Entries
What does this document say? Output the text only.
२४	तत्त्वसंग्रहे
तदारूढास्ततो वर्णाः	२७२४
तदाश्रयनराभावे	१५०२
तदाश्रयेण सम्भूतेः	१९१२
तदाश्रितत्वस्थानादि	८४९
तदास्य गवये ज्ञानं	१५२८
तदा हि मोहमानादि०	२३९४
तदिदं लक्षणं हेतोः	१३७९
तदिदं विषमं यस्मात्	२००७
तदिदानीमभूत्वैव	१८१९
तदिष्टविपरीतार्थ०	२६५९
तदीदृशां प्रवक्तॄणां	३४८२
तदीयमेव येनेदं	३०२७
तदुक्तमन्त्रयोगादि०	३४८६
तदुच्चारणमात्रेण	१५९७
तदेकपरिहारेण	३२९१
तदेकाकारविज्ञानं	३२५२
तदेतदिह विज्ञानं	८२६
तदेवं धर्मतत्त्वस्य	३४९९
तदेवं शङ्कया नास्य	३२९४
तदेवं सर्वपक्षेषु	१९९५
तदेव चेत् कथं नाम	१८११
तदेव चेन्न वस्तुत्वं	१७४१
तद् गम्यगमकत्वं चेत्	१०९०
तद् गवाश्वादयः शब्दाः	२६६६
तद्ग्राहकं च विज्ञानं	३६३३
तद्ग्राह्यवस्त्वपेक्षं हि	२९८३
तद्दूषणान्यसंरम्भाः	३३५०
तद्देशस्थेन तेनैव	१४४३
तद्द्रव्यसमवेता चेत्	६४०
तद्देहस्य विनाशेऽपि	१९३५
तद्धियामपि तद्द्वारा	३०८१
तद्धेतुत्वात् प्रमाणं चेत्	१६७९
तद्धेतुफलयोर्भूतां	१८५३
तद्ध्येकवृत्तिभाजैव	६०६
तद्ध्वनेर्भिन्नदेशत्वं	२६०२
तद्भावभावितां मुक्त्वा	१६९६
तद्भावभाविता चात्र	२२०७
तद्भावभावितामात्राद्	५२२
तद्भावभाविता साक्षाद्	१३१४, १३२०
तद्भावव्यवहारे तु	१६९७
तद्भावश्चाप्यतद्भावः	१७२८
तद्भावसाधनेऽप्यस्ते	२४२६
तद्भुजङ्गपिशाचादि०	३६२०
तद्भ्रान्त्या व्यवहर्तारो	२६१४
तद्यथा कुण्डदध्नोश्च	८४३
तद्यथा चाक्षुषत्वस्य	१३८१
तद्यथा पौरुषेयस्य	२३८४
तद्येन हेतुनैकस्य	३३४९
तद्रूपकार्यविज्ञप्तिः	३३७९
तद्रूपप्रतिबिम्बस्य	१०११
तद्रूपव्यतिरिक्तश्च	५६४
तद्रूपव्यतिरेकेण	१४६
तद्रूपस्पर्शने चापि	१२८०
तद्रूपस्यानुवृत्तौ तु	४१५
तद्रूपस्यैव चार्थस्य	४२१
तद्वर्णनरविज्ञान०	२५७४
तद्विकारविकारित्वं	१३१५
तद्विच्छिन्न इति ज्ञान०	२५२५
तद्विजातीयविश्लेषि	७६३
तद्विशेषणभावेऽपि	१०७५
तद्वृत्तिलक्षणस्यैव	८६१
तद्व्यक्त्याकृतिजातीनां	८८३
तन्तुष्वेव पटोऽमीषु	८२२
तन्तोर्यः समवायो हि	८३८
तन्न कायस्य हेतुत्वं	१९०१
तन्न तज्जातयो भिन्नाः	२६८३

What you are asked to do
Repeat the data exactly. Leave nothing out.

Reply to the exercise
What does this document say? Output the text only.
२४	तत्त्वसंग्रहे
तदारूढास्ततो वर्णाः	२७२४
तदाश्रयनराभावे	१५०२
तदाश्रयेण सम्भूतेः	१९१२
तदाश्रितत्वस्थानादि	८४९
तदास्य गवये ज्ञानं	१५२८
तदा हि मोहमानादि०	२३९४
तदिदं लक्षणं हेतोः	१३७९
तदिदं विषमं यस्मात्	२००७
तदिदानीमभूत्वैव	१८१९
तदिष्टविपरीतार्थ०	२६५९
तदीदृशां प्रवक्तॄणां	३४८२
तदीयमेव येनेदं	३०२७
तदुक्तमन्त्रयोगादि०	३४८६
तदुच्चारणमात्रेण	१५९७
तदेकपरिहारेण	३२९१
तदेकाकारविज्ञानं	३२५२
तदेतदिह विज्ञानं	८२६
तदेवं धर्मतत्त्वस्य	३४९९
तदेवं शङ्कया नास्य	३२९४
तदेवं सर्वपक्षेषु	१९९५
तदेव चेत् कथं नाम	१८११
तदेव चेन्न वस्तुत्वं	१७४१
तद् गम्यगमकत्वं चेत्	१०९०
तद् गवाश्वादयः शब्दाः	२६६६
तद्ग्राहकं च विज्ञानं	३६३३
तद्ग्राह्यवस्त्वपेक्षं हि	२९८३
तद्दूषणान्यसंरम्भाः	३३५०
तद्देशस्थेन तेनैव	१४४३
तद्द्रव्यसमवेता चेत्	६४०
तद्देहस्य विनाशेऽपि	१९३५
तद्धियामपि तद्द्वारा	३०८१
तद्धेतुत्वात् प्रमाणं चेत्	१६७९
तद्धेतुफलयोर्भूतां	१८५३
तद्ध्येकवृत्तिभाजैव	६०६
तद्ध्वनेर्भिन्नदेशत्वं	२६०२
तद्भावभावितां मुक्त्वा	१६९६
तद्भावभाविता चात्र	२२०७
तद्भावभावितामात्राद्	५२२
तद्भावभाविता साक्षाद्	१३१४, १३२०
तद्भावव्यवहारे तु	१६९७
तद्भावश्चाप्यतद्भावः	१७२८
तद्भावसाधनेऽप्यस्ते	२४२६
तद्भुजङ्गपिशाचादि०	३६२०
तद्भ्रान्त्या व्यवहर्तारो	२६१४
तद्यथा कुण्डदध्नोश्च	८४३
तद्यथा चाक्षुषत्वस्य	१३८१
तद्यथा पौरुषेयस्य	२३८४
तद्येन हेतुनैकस्य	३३४९
तद्रूपकार्यविज्ञप्तिः	३३७९
तद्रूपप्रतिबिम्बस्य	१०११
तद्रूपव्यतिरिक्तश्च	५६४
तद्रूपव्यतिरेकेण	१४६
तद्रूपस्पर्शने चापि	१२८०
तद्रूपस्यानुवृत्तौ तु	४१५
तद्रूपस्यैव चार्थस्य	४२१
तद्वर्णनरविज्ञान०	२५७४
तद्विकारविकारित्वं	१३१५
तद्विच्छिन्न इति ज्ञान०	२५२५
तद्विजातीयविश्लेषि	७६३
तद्विशेषणभावेऽपि	१०७५
तद्वृत्तिलक्षणस्यैव	८६१
तद्व्यक्त्याकृतिजातीनां	८८३
तन्तुष्वेव पटोऽमीषु	८२२
तन्तोर्यः समवायो हि	८३८
तन्न कायस्य हेतुत्वं	१९०१
तन्न तज्जातयो भिन्नाः	२६८३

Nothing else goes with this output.